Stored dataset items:
+ + + + + + +
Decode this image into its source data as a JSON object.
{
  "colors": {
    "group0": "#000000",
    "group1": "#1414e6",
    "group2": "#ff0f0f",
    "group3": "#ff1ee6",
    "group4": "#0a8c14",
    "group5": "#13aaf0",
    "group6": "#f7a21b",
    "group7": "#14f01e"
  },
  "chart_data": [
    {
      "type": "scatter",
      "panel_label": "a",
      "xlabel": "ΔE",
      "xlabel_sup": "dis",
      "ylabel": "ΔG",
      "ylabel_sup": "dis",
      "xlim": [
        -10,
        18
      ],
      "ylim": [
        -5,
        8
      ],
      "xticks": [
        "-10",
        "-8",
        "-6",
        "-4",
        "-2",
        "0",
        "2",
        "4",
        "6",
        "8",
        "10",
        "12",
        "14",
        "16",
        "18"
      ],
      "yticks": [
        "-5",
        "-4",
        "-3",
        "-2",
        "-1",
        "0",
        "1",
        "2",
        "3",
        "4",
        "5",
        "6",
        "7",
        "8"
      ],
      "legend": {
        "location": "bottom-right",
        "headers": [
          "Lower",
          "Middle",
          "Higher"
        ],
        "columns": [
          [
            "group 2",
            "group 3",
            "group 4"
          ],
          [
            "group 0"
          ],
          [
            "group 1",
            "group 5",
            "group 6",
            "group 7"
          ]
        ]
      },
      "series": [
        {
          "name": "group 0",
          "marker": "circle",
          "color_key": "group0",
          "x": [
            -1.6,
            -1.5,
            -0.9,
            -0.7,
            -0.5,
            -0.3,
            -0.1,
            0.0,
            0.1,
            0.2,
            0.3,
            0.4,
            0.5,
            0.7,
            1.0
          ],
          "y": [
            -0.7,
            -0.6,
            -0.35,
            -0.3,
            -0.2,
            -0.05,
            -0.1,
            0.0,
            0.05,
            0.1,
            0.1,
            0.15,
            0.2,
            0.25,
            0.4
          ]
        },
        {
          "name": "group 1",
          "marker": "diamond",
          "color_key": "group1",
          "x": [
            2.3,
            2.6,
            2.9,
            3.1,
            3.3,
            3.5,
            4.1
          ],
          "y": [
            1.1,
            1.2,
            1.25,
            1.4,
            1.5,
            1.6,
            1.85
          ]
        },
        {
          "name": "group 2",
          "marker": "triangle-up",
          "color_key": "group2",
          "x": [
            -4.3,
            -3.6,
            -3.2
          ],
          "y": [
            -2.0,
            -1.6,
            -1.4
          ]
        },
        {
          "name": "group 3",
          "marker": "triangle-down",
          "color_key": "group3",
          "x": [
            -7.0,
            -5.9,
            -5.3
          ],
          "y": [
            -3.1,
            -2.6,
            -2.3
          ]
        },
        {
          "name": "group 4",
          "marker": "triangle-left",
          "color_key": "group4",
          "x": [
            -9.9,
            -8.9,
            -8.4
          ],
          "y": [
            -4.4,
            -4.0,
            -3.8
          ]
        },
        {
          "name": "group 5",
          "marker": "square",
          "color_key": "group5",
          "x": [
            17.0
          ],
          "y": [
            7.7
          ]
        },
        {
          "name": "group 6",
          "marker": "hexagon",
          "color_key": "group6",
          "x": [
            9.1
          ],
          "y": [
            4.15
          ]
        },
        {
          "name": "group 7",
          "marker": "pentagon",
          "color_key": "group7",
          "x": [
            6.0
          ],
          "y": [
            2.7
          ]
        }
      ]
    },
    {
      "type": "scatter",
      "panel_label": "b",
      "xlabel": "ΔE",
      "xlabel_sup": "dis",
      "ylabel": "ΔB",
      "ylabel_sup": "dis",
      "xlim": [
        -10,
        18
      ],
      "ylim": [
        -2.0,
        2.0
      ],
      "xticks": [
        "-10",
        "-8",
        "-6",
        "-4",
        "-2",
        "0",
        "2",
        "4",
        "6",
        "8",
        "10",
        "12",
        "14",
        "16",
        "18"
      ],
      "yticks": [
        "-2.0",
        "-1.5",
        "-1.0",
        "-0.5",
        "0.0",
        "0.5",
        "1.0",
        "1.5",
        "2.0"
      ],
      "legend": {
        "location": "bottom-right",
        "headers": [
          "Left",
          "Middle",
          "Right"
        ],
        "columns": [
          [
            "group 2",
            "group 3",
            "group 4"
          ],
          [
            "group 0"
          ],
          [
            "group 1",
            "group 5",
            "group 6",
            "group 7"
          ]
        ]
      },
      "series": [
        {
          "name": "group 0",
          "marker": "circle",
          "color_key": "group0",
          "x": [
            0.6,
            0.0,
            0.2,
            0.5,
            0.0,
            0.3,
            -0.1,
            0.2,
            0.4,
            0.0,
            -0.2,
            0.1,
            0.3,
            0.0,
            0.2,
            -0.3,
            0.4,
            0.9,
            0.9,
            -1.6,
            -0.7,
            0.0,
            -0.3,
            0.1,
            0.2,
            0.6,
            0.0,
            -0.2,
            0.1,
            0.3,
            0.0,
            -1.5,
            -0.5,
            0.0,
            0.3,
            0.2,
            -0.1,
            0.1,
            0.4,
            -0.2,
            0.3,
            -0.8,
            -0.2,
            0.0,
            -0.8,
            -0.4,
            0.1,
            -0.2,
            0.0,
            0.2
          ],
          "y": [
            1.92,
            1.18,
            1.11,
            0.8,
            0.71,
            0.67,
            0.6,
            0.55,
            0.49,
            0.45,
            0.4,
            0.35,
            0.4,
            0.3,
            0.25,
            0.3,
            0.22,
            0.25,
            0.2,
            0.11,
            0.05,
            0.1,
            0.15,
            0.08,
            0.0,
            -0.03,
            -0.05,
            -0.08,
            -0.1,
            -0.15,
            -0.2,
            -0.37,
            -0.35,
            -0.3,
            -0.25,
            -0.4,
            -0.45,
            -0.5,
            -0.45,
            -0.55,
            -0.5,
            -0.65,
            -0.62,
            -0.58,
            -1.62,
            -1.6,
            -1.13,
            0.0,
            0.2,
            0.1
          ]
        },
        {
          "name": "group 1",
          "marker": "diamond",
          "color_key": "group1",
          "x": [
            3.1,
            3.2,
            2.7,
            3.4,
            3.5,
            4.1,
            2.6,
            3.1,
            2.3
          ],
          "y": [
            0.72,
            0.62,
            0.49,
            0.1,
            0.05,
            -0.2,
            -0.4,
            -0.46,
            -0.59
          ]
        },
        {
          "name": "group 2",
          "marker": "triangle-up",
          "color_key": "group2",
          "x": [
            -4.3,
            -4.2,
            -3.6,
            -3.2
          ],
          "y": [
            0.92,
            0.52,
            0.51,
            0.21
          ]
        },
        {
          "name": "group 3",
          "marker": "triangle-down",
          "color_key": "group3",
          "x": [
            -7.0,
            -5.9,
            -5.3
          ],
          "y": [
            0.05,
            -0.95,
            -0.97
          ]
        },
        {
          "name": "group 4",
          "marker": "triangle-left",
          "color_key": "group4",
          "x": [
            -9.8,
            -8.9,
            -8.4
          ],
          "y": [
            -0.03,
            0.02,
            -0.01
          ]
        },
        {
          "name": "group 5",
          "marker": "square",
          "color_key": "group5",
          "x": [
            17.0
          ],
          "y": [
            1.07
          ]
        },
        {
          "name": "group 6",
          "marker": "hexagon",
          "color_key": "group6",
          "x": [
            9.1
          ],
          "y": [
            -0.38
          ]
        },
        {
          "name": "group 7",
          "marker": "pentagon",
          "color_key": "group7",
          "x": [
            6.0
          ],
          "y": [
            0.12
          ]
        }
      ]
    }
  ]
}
+ + + + + + +
- [DO THIS] Nothing may be left out: return each entry exactly as it reads.

- [OUTPUT]
Decode this image into its source data as a JSON object.
{
  "colors": {
    "group0": "#000000",
    "group1": "#1414e6",
    "group2": "#ff0f0f",
    "group3": "#ff1ee6",
    "group4": "#0a8c14",
    "group5": "#13aaf0",
    "group6": "#f7a21b",
    "group7": "#14f01e"
  },
  "chart_data": [
    {
      "type": "scatter",
      "panel_label": "a",
      "xlabel": "ΔE",
      "xlabel_sup": "dis",
      "ylabel": "ΔG",
      "ylabel_sup": "dis",
      "xlim": [
        -10,
        18
      ],
      "ylim": [
        -5,
        8
      ],
      "xticks": [
        "-10",
        "-8",
        "-6",
        "-4",
        "-2",
        "0",
        "2",
        "4",
        "6",
        "8",
        "10",
        "12",
        "14",
        "16",
        "18"
      ],
      "yticks": [
        "-5",
        "-4",
        "-3",
        "-2",
        "-1",
        "0",
        "1",
        "2",
        "3",
        "4",
        "5",
        "6",
        "7",
        "8"
      ],
      "legend": {
        "location": "bottom-right",
        "headers": [
          "Lower",
          "Middle",
          "Higher"
        ],
        "columns": [
          [
            "group 2",
            "group 3",
            "group 4"
          ],
          [
            "group 0"
          ],
          [
            "group 1",
            "group 5",
            "group 6",
            "group 7"
          ]
        ]
      },
      "series": [
        {
          "name": "group 0",
          "marker": "circle",
          "color_key": "group0",
          "x": [
            -1.6,
            -1.5,
            -0.9,
            -0.7,
            -0.5,
            -0.3,
            -0.1,
            0.0,
            0.1,
            0.2,
            0.3,
            0.4,
            0.5,
            0.7,
            1.0
          ],
          "y": [
            -0.7,
            -0.6,
            -0.35,
            -0.3,
            -0.2,
            -0.05,
            -0.1,
            0.0,
            0.05,
            0.1,
            0.1,
            0.15,
            0.2,
            0.25,
            0.4
          ]
        },
        {
          "name": "group 1",
          "marker": "diamond",
          "color_key": "group1",
          "x": [
            2.3,
            2.6,
            2.9,
            3.1,
            3.3,
            3.5,
            4.1
          ],
          "y": [
            1.1,
            1.2,
            1.25,
            1.4,
            1.5,
            1.6,
            1.85
          ]
        },
        {
          "name": "group 2",
          "marker": "triangle-up",
          "color_key": "group2",
          "x": [
            -4.3,
            -3.6,
            -3.2
          ],
          "y": [
            -2.0,
            -1.6,
            -1.4
          ]
        },
        {
          "name": "group 3",
          "marker": "triangle-down",
          "color_key": "group3",
          "x": [
            -7.0,
            -5.9,
            -5.3
          ],
          "y": [
            -3.1,
            -2.6,
            -2.3
          ]
        },
        {
          "name": "group 4",
          "marker": "triangle-left",
          "color_key": "group4",
          "x": [
            -9.9,
            -8.9,
            -8.4
          ],
          "y": [
            -4.4,
            -4.0,
            -3.8
          ]
        },
        {
          "name": "group 5",
          "marker": "square",
          "color_key": "group5",
          "x": [
            17.0
          ],
          "y": [
            7.7
          ]
        },
        {
          "name": "group 6",
          "marker": "hexagon",
          "color_key": "group6",
          "x": [
            9.1
          ],
          "y": [
            4.15
          ]
        },
        {
          "name": "group 7",
          "marker": "pentagon",
          "color_key": "group7",
          "x": [
            6.0
          ],
          "y": [
            2.7
          ]
        }
      ]
    },
    {
      "type": "scatter",
      "panel_label": "b",
      "xlabel": "ΔE",
      "xlabel_sup": "dis",
      "ylabel": "ΔB",
      "ylabel_sup": "dis",
      "xlim": [
        -10,
        18
      ],
      "ylim": [
        -2.0,
        2.0
      ],
      "xticks": [
        "-10",
        "-8",
        "-6",
        "-4",
        "-2",
        "0",
        "2",
        "4",
        "6",
        "8",
        "10",
        "12",
        "14",
        "16",
        "18"
      ],
      "yticks": [
        "-2.0",
        "-1.5",
        "-1.0",
        "-0.5",
        "0.0",
        "0.5",
        "1.0",
        "1.5",
        "2.0"
      ],
      "legend": {
        "location": "bottom-right",
        "headers": [
          "Left",
          "Middle",
          "Right"
        ],
        "columns": [
          [
            "group 2",
            "group 3",
            "group 4"
          ],
          [
            "group 0"
          ],
          [
            "group 1",
            "group 5",
            "group 6",
            "group 7"
          ]
        ]
      },
      "series": [
        {
          "name": "group 0",
          "marker": "circle",
          "color_key": "group0",
          "x": [
            0.6,
            0.0,
            0.2,
            0.5,
            0.0,
            0.3,
            -0.1,
            0.2,
            0.4,
            0.0,
            -0.2,
            0.1,
            0.3,
            0.0,
            0.2,
            -0.3,
            0.4,
            0.9,
            0.9,
            -1.6,
            -0.7,
            0.0,
            -0.3,
            0.1,
            0.2,
            0.6,
            0.0,
            -0.2,
            0.1,
            0.3,
            0.0,
            -1.5,
            -0.5,
            0.0,
            0.3,
            0.2,
            -0.1,
            0.1,
            0.4,
            -0.2,
            0.3,
            -0.8,
            -0.2,
            0.0,
            -0.8,
            -0.4,
            0.1,
            -0.2,
            0.0,
            0.2
          ],
          "y": [
            1.92,
            1.18,
            1.11,
            0.8,
            0.71,
            0.67,
            0.6,
            0.55,
            0.49,
            0.45,
            0.4,
            0.35,
            0.4,
            0.3,
            0.25,
            0.3,
            0.22,
            0.25,
            0.2,
            0.11,
            0.05,
            0.1,
            0.15,
            0.08,
            0.0,
            -0.03,
            -0.05,
            -0.08,
            -0.1,
            -0.15,
            -0.2,
            -0.37,
            -0.35,
            -0.3,
            -0.25,
            -0.4,
            -0.45,
            -0.5,
            -0.45,
            -0.55,
            -0.5,
            -0.65,
            -0.62,
            -0.58,
            -1.62,
            -1.6,
            -1.13,
            0.0,
            0.2,
            0.1
          ]
        },
        {
          "name": "group 1",
          "marker": "diamond",
          "color_key": "group1",
          "x": [
            3.1,
            3.2,
            2.7,
            3.4,
            3.5,
            4.1,
            2.6,
            3.1,
            2.3
          ],
          "y": [
            0.72,
            0.62,
            0.49,
            0.1,
            0.05,
            -0.2,
            -0.4,
            -0.46,
            -0.59
          ]
        },
        {
          "name": "group 2",
          "marker": "triangle-up",
          "color_key": "group2",
          "x": [
            -4.3,
            -4.2,
            -3.6,
            -3.2
          ],
          "y": [
            0.92,
            0.52,
            0.51,
            0.21
          ]
        },
        {
          "name": "group 3",
          "marker": "triangle-down",
          "color_key": "group3",
          "x": [
            -7.0,
            -5.9,
            -5.3
          ],
          "y": [
            0.05,
            -0.95,
            -0.97
          ]
        },
        {
          "name": "group 4",
          "marker": "triangle-left",
          "color_key": "group4",
          "x": [
            -9.8,
            -8.9,
            -8.4
          ],
          "y": [
            -0.03,
            0.02,
            -0.01
          ]
        },
        {
          "name": "group 5",
          "marker": "square",
          "color_key": "group5",
          "x": [
            17.0
          ],
          "y": [
            1.07
          ]
        },
        {
          "name": "group 6",
          "marker": "hexagon",
          "color_key": "group6",
          "x": [
            9.1
          ],
          "y": [
            -0.38
          ]
        },
        {
          "name": "group 7",
          "marker": "pentagon",
          "color_key": "group7",
          "x": [
            6.0
          ],
          "y": [
            0.12
          ]
        }
      ]
    }
  ]
}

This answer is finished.